*WHAT TO DO:*
Using the listing below, select the lines with the word "Humanidade" and copy them.

*DATA PROVIDED:*
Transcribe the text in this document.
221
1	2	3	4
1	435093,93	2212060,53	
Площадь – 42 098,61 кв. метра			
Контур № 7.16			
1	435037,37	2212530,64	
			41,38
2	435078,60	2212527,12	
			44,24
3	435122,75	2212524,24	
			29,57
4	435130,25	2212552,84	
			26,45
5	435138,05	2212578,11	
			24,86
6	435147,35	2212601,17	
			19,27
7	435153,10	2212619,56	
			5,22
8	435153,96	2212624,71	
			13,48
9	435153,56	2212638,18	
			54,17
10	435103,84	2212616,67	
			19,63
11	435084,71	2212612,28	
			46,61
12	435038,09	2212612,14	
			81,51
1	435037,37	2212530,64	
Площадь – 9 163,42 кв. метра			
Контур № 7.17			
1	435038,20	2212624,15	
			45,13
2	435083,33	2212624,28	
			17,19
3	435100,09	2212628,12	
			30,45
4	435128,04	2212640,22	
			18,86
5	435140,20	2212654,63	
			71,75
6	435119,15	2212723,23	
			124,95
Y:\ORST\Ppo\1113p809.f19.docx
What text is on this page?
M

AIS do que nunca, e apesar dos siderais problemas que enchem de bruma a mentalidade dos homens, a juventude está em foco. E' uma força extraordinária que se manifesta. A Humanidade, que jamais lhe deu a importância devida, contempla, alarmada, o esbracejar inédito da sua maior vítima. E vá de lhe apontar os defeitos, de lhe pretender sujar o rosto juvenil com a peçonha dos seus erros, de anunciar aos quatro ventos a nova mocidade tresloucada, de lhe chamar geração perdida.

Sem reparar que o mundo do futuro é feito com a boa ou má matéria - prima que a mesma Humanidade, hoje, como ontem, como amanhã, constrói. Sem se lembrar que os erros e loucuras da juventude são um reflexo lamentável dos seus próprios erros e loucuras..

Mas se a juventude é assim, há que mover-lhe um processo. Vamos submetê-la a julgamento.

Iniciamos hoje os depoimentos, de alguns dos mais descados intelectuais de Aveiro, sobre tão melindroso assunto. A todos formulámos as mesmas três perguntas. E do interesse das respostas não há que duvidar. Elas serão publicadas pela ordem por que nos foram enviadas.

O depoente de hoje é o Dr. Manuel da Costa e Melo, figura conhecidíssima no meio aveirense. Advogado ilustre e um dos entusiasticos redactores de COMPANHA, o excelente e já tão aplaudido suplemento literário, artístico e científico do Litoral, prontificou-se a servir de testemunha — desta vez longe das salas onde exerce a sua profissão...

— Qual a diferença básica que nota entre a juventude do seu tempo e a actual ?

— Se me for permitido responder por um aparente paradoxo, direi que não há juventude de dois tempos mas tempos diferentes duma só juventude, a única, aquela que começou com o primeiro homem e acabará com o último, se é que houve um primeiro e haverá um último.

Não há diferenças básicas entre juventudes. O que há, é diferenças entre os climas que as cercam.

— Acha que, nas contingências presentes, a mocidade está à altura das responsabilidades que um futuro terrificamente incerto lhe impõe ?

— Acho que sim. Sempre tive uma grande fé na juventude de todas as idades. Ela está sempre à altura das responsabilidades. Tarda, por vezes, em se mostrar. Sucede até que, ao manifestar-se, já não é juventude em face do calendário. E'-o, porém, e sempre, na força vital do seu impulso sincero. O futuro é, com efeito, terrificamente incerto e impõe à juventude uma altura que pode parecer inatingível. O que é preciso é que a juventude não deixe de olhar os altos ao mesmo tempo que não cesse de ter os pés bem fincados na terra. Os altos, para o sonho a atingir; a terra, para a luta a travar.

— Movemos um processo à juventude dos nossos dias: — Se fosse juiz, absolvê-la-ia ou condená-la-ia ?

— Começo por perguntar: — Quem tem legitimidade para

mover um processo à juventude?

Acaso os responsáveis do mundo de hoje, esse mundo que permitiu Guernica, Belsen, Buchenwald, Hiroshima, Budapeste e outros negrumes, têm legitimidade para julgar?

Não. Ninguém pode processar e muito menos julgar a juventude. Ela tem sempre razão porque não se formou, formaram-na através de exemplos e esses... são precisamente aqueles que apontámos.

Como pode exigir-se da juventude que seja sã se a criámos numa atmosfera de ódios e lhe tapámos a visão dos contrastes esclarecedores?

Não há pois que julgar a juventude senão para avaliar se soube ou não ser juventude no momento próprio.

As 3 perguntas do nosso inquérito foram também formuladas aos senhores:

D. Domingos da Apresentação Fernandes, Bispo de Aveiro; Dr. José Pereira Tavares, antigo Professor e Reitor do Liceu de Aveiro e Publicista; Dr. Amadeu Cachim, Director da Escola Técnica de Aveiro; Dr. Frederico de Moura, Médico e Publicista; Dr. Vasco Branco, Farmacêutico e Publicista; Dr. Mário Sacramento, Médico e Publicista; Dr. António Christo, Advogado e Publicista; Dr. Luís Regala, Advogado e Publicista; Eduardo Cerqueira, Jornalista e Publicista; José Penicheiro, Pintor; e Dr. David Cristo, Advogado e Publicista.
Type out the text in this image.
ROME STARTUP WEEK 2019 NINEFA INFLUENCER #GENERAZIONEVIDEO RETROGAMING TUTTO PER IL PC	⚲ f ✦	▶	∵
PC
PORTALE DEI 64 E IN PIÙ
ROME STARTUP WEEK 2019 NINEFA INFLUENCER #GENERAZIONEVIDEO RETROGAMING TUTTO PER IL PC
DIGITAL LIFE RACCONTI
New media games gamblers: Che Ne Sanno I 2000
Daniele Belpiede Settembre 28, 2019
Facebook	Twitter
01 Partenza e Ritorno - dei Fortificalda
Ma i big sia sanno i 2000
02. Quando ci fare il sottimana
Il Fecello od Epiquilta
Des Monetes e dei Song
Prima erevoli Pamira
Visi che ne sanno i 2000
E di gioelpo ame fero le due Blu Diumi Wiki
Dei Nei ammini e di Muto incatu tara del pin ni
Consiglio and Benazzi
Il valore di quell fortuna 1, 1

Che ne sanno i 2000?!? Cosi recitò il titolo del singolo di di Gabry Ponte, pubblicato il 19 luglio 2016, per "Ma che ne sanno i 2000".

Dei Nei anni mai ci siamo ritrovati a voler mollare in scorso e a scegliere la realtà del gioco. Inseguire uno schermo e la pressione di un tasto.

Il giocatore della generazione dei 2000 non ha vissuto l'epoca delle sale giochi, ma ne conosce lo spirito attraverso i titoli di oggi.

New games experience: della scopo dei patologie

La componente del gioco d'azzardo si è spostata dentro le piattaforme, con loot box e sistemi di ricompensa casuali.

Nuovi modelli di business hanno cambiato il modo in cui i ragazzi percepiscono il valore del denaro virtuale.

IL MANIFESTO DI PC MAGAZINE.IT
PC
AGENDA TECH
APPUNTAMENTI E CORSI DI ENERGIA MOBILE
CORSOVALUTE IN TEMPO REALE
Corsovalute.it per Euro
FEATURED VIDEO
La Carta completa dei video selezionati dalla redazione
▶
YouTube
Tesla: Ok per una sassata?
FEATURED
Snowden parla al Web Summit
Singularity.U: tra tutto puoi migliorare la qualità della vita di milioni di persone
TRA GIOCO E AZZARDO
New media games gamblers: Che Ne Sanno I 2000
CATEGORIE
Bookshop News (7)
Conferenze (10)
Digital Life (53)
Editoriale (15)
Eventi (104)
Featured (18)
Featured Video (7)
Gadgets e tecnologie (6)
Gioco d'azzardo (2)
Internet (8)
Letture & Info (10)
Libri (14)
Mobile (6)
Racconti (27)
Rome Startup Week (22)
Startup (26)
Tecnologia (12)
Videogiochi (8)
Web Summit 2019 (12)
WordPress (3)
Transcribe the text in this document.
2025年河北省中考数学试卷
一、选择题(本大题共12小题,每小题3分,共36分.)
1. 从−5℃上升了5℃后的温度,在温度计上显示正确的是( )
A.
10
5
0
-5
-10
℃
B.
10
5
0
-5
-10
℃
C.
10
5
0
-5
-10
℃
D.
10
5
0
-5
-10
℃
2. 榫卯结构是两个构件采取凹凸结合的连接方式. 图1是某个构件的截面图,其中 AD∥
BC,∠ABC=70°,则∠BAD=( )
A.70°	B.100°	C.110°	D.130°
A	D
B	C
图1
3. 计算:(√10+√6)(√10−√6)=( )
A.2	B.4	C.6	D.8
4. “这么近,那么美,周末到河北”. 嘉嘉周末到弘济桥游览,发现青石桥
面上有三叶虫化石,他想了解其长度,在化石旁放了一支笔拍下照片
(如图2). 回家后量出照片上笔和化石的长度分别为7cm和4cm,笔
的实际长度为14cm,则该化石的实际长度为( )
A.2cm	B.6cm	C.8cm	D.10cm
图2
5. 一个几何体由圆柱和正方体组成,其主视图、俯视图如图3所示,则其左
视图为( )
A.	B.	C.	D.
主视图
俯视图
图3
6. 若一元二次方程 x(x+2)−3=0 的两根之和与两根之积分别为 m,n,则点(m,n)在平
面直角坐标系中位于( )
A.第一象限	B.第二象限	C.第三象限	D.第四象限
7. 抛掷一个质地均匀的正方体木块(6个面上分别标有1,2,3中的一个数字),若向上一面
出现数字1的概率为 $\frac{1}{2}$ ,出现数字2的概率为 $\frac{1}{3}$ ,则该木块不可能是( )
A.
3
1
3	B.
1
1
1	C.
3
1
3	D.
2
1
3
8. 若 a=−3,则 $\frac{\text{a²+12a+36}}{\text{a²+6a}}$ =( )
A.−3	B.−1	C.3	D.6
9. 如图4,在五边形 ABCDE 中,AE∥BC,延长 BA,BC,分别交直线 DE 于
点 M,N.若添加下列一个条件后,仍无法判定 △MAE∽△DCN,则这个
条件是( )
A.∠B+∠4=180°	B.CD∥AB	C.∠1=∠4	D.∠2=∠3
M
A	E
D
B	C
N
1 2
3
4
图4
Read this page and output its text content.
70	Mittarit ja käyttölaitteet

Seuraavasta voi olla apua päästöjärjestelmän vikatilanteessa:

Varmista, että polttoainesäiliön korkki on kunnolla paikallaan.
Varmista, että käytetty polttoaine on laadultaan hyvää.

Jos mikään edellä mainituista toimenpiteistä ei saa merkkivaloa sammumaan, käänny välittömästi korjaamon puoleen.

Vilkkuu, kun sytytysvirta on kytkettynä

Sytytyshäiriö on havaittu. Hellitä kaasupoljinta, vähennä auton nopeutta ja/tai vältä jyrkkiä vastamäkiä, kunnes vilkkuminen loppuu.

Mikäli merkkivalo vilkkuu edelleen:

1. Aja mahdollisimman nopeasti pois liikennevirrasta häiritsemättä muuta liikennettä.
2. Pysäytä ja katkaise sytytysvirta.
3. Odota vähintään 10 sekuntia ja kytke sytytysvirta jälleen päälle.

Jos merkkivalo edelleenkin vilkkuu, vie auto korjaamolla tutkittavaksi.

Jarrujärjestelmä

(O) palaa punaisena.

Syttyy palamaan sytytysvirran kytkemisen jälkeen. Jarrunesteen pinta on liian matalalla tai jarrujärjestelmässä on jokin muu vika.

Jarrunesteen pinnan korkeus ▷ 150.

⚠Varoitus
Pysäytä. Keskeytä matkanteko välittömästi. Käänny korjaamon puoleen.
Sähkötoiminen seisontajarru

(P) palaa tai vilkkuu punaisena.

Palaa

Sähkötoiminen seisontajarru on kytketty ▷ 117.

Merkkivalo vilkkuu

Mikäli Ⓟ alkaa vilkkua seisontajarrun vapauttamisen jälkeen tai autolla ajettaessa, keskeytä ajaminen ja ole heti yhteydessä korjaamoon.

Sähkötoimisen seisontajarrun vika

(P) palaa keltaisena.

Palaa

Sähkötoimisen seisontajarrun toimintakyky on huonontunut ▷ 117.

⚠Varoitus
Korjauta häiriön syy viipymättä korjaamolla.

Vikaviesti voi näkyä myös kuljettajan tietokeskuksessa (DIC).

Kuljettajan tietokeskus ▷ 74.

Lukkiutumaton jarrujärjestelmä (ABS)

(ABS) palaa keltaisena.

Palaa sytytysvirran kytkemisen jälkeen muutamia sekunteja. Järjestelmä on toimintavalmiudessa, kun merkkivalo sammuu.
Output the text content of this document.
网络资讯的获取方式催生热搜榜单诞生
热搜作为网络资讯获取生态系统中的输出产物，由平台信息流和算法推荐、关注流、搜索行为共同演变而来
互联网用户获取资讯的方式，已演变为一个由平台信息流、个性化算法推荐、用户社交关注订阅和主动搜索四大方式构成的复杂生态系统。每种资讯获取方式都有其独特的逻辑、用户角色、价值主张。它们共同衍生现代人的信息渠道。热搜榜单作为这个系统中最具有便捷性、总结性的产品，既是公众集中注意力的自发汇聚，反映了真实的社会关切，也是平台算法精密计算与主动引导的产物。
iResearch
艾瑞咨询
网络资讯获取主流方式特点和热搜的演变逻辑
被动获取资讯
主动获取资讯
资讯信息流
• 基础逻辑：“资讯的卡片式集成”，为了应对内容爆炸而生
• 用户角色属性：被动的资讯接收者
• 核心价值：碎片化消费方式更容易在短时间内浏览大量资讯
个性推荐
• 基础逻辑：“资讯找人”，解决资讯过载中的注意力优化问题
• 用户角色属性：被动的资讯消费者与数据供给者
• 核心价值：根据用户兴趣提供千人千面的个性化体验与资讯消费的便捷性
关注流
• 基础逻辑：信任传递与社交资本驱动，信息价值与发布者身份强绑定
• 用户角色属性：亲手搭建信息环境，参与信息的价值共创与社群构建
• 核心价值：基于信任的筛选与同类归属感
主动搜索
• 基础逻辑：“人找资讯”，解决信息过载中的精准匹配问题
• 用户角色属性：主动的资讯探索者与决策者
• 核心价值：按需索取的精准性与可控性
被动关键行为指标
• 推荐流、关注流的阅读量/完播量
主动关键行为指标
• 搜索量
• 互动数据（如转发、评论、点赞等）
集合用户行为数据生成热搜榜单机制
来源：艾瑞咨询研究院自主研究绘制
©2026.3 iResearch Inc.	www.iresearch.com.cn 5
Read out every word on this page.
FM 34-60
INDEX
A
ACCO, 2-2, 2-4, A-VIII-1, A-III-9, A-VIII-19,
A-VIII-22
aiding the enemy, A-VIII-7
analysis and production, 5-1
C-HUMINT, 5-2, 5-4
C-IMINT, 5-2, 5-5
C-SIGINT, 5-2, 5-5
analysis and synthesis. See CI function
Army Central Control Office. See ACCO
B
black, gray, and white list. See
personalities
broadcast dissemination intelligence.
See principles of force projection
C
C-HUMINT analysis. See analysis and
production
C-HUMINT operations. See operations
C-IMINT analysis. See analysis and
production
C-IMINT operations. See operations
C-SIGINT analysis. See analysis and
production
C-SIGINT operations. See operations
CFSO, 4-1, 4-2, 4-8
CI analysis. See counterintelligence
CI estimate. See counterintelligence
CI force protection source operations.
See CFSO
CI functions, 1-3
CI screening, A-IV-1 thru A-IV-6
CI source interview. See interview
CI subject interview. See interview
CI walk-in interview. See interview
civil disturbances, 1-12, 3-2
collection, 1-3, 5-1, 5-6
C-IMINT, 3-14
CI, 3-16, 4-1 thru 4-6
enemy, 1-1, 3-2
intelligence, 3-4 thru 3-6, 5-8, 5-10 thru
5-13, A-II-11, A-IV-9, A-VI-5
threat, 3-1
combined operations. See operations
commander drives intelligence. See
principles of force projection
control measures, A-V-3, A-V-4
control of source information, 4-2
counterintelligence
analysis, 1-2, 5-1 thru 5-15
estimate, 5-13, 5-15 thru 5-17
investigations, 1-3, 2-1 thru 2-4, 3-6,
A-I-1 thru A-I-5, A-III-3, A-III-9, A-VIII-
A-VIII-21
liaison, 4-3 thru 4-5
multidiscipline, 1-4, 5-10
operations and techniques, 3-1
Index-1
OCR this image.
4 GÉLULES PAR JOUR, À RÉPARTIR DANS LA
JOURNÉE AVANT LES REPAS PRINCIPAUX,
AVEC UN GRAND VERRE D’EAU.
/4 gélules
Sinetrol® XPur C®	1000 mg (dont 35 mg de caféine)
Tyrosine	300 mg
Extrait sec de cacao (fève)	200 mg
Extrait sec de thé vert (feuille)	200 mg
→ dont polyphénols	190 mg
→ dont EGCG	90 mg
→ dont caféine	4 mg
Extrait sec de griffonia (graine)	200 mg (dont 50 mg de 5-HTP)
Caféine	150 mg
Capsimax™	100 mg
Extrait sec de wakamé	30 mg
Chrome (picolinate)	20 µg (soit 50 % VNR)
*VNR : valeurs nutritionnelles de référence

*SOLUTION TO THIS TASK:*
AIS do que nunca, e apesar dos siderais problemas que enchem de bruma a mentalidade dos homens, a juventude está em foco. E' uma força extraordinária que se manifesta. A Humanidade, que jamais lhe deu a importância devida, contempla, alarmada, o esbracejar inédito da sua maior vítima. E vá de lhe apontar os defeitos, de lhe pretender sujar o rosto juvenil com a peçonha dos seus erros, de anunciar aos quatro ventos a nova mocidade tresloucada, de lhe chamar geração perdida.
Sem reparar que o mundo do futuro é feito com a boa ou má matéria - prima que a mesma Humanidade, hoje, como ontem, como amanhã, constrói. Sem se lembrar que os erros e loucuras da juventude são um reflexo lamentável dos seus próprios erros e loucuras..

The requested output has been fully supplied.